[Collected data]
-=-=-

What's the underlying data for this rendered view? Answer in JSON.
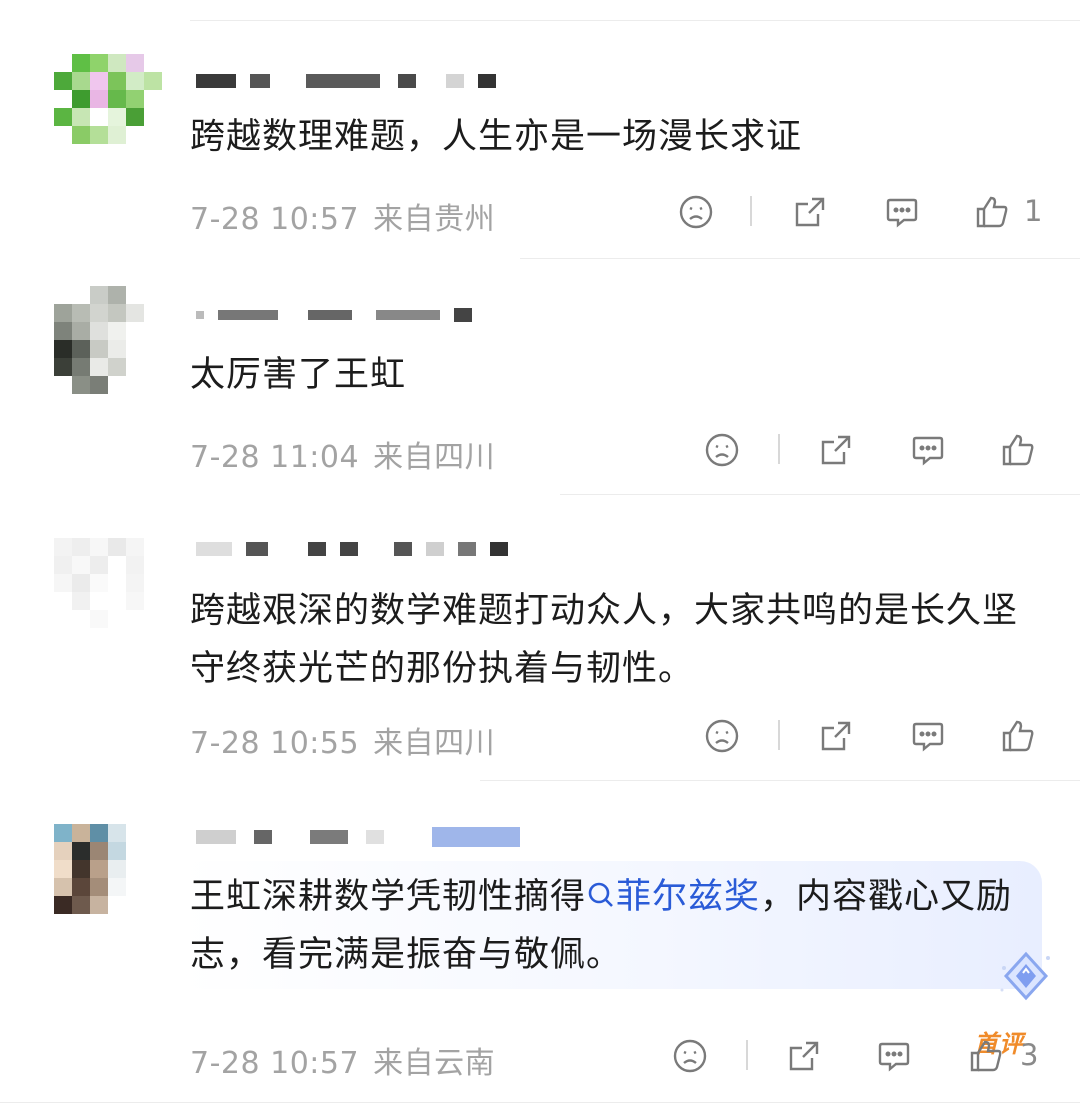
{
  "comments": [
    {
      "text": "跨越数理难题，人生亦是一场漫长求证",
      "time": "7-28 10:57",
      "location": "来自贵州",
      "likes": "1",
      "avatar_colors": [
        "#ffffff",
        "#5fbf45",
        "#8fd36b",
        "#cfe8c0",
        "#e6c9e8",
        "#ffffff",
        "#4da93a",
        "#a8d98e",
        "#f0c6ee",
        "#7cc45a",
        "#d2ecc6",
        "#bde3a4",
        "#ffffff",
        "#3e9c2f",
        "#e9b6e4",
        "#66b94b",
        "#92d172",
        "#ffffff",
        "#5bb542",
        "#c7e6b4",
        "#ffffff",
        "#e5f4dc",
        "#4a9f36",
        "#ffffff",
        "#ffffff",
        "#8acb66",
        "#b4df98",
        "#dff0d4",
        "#ffffff",
        "#ffffff",
        "#ffffff",
        "#ffffff",
        "#ffffff",
        "#ffffff",
        "#ffffff",
        "#ffffff"
      ]
    },
    {
      "text": "太厉害了王虹",
      "time": "7-28 11:04",
      "location": "来自四川",
      "likes": "",
      "avatar_colors": [
        "#ffffff",
        "#ffffff",
        "#c9ccc7",
        "#aeb2ab",
        "#ffffff",
        "#ffffff",
        "#9ea39a",
        "#b8bcb4",
        "#d2d4cf",
        "#c4c7c0",
        "#e4e5e2",
        "#ffffff",
        "#7e837b",
        "#a9ada5",
        "#dfe0dd",
        "#f0f1ee",
        "#ffffff",
        "#ffffff",
        "#2a2d28",
        "#5c615a",
        "#c8cac4",
        "#ebece9",
        "#ffffff",
        "#ffffff",
        "#3b3f38",
        "#767b73",
        "#e9eae7",
        "#d0d2cc",
        "#ffffff",
        "#ffffff",
        "#ffffff",
        "#8a8f86",
        "#7a7e77",
        "#ffffff",
        "#ffffff",
        "#ffffff"
      ]
    },
    {
      "text": "跨越艰深的数学难题打动众人，大家共鸣的是长久坚守终获光芒的那份执着与韧性。",
      "time": "7-28 10:55",
      "location": "来自四川",
      "likes": "",
      "badge": "首评",
      "avatar_colors": [
        "#f3f3f3",
        "#eeeeee",
        "#f7f7f7",
        "#e9e9e9",
        "#f5f5f5",
        "#ffffff",
        "#f0f0f0",
        "#f8f8f8",
        "#ededed",
        "#ffffff",
        "#f2f2f2",
        "#ffffff",
        "#f6f6f6",
        "#ebebeb",
        "#fafafa",
        "#ffffff",
        "#f4f4f4",
        "#ffffff",
        "#ffffff",
        "#f1f1f1",
        "#ffffff",
        "#ffffff",
        "#f7f7f7",
        "#ffffff",
        "#ffffff",
        "#ffffff",
        "#f9f9f9",
        "#ffffff",
        "#ffffff",
        "#ffffff",
        "#ffffff",
        "#ffffff",
        "#ffffff",
        "#ffffff",
        "#ffffff",
        "#ffffff"
      ]
    },
    {
      "text_before": "王虹深耕数学凭韧性摘得",
      "link_text": "菲尔兹奖",
      "text_after": "，内容戳心又励志，看完满是振奋与敬佩。",
      "time": "7-28 10:57",
      "location": "来自云南",
      "likes": "3",
      "avatar_colors": [
        "#7fb3c9",
        "#c9b39a",
        "#5f8fa6",
        "#d7e4ea",
        "#ffffff",
        "#ffffff",
        "#e5d1bd",
        "#2b2d2c",
        "#9b8674",
        "#c4d8e1",
        "#ffffff",
        "#ffffff",
        "#f0ddc9",
        "#43352c",
        "#b9a08a",
        "#e9eef0",
        "#ffffff",
        "#ffffff",
        "#d6c2ad",
        "#5b463a",
        "#a48d79",
        "#f4f6f7",
        "#ffffff",
        "#ffffff",
        "#3a2a24",
        "#6e5a4d",
        "#c7b3a0",
        "#ffffff",
        "#ffffff",
        "#ffffff",
        "#ffffff",
        "#ffffff",
        "#ffffff",
        "#ffffff",
        "#ffffff",
        "#ffffff"
      ]
    }
  ]
}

-=-=-

**INSTRUCTIONS FOR THE TASK**:
Quote all of the entries word for word, omitting any pictures.

**EXERCISE RESULT**:
What's the underlying data for this rendered view? Answer in JSON.
{
  "comments": [
    {
      "text": "跨越数理难题，人生亦是一场漫长求证",
      "time": "7-28 10:57",
      "location": "来自贵州",
      "likes": "1",
      "avatar_colors": [
        "#ffffff",
        "#5fbf45",
        "#8fd36b",
        "#cfe8c0",
        "#e6c9e8",
        "#ffffff",
        "#4da93a",
        "#a8d98e",
        "#f0c6ee",
        "#7cc45a",
        "#d2ecc6",
        "#bde3a4",
        "#ffffff",
        "#3e9c2f",
        "#e9b6e4",
        "#66b94b",
        "#92d172",
        "#ffffff",
        "#5bb542",
        "#c7e6b4",
        "#ffffff",
        "#e5f4dc",
        "#4a9f36",
        "#ffffff",
        "#ffffff",
        "#8acb66",
        "#b4df98",
        "#dff0d4",
        "#ffffff",
        "#ffffff",
        "#ffffff",
        "#ffffff",
        "#ffffff",
        "#ffffff",
        "#ffffff",
        "#ffffff"
      ]
    },
    {
      "text": "太厉害了王虹",
      "time": "7-28 11:04",
      "location": "来自四川",
      "likes": "",
      "avatar_colors": [
        "#ffffff",
        "#ffffff",
        "#c9ccc7",
        "#aeb2ab",
        "#ffffff",
        "#ffffff",
        "#9ea39a",
        "#b8bcb4",
        "#d2d4cf",
        "#c4c7c0",
        "#e4e5e2",
        "#ffffff",
        "#7e837b",
        "#a9ada5",
        "#dfe0dd",
        "#f0f1ee",
        "#ffffff",
        "#ffffff",
        "#2a2d28",
        "#5c615a",
        "#c8cac4",
        "#ebece9",
        "#ffffff",
        "#ffffff",
        "#3b3f38",
        "#767b73",
        "#e9eae7",
        "#d0d2cc",
        "#ffffff",
        "#ffffff",
        "#ffffff",
        "#8a8f86",
        "#7a7e77",
        "#ffffff",
        "#ffffff",
        "#ffffff"
      ]
    },
    {
      "text": "跨越艰深的数学难题打动众人，大家共鸣的是长久坚守终获光芒的那份执着与韧性。",
      "time": "7-28 10:55",
      "location": "来自四川",
      "likes": "",
      "badge": "首评",
      "avatar_colors": [
        "#f3f3f3",
        "#eeeeee",
        "#f7f7f7",
        "#e9e9e9",
        "#f5f5f5",
        "#ffffff",
        "#f0f0f0",
        "#f8f8f8",
        "#ededed",
        "#ffffff",
        "#f2f2f2",
        "#ffffff",
        "#f6f6f6",
        "#ebebeb",
        "#fafafa",
        "#ffffff",
        "#f4f4f4",
        "#ffffff",
        "#ffffff",
        "#f1f1f1",
        "#ffffff",
        "#ffffff",
        "#f7f7f7",
        "#ffffff",
        "#ffffff",
        "#ffffff",
        "#f9f9f9",
        "#ffffff",
        "#ffffff",
        "#ffffff",
        "#ffffff",
        "#ffffff",
        "#ffffff",
        "#ffffff",
        "#ffffff",
        "#ffffff"
      ]
    },
    {
      "text_before": "王虹深耕数学凭韧性摘得",
      "link_text": "菲尔兹奖",
      "text_after": "，内容戳心又励志，看完满是振奋与敬佩。",
      "time": "7-28 10:57",
      "location": "来自云南",
      "likes": "3",
      "avatar_colors": [
        "#7fb3c9",
        "#c9b39a",
        "#5f8fa6",
        "#d7e4ea",
        "#ffffff",
        "#ffffff",
        "#e5d1bd",
        "#2b2d2c",
        "#9b8674",
        "#c4d8e1",
        "#ffffff",
        "#ffffff",
        "#f0ddc9",
        "#43352c",
        "#b9a08a",
        "#e9eef0",
        "#ffffff",
        "#ffffff",
        "#d6c2ad",
        "#5b463a",
        "#a48d79",
        "#f4f6f7",
        "#ffffff",
        "#ffffff",
        "#3a2a24",
        "#6e5a4d",
        "#c7b3a0",
        "#ffffff",
        "#ffffff",
        "#ffffff",
        "#ffffff",
        "#ffffff",
        "#ffffff",
        "#ffffff",
        "#ffffff",
        "#ffffff"
      ]
    }
  ]
}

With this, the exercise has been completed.